▶ [What you are asked to do]:
Your reply should be a single number: how many lines contain the string "заказчиком".

▶ [Stored rows]:
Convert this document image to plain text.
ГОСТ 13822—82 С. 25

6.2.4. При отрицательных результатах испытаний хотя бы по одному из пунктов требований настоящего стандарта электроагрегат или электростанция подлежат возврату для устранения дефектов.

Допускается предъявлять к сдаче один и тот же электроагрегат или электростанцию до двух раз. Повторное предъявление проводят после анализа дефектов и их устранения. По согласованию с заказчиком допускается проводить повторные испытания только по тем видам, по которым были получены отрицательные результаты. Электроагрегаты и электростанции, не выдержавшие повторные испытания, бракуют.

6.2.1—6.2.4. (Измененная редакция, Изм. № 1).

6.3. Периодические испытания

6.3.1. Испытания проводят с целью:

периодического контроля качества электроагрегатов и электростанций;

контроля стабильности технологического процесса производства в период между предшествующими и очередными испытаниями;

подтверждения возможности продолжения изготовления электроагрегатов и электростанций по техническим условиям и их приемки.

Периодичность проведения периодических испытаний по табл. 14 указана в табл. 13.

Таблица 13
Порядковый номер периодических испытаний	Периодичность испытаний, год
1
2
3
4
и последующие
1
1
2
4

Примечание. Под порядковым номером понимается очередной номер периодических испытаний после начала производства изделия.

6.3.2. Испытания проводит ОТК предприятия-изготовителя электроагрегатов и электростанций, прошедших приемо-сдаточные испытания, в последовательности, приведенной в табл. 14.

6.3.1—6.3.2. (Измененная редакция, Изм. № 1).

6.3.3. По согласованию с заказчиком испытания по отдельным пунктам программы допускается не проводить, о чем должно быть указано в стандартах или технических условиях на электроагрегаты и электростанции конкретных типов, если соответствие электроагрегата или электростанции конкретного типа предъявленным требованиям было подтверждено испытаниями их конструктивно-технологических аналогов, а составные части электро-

▶ [Reply]:
2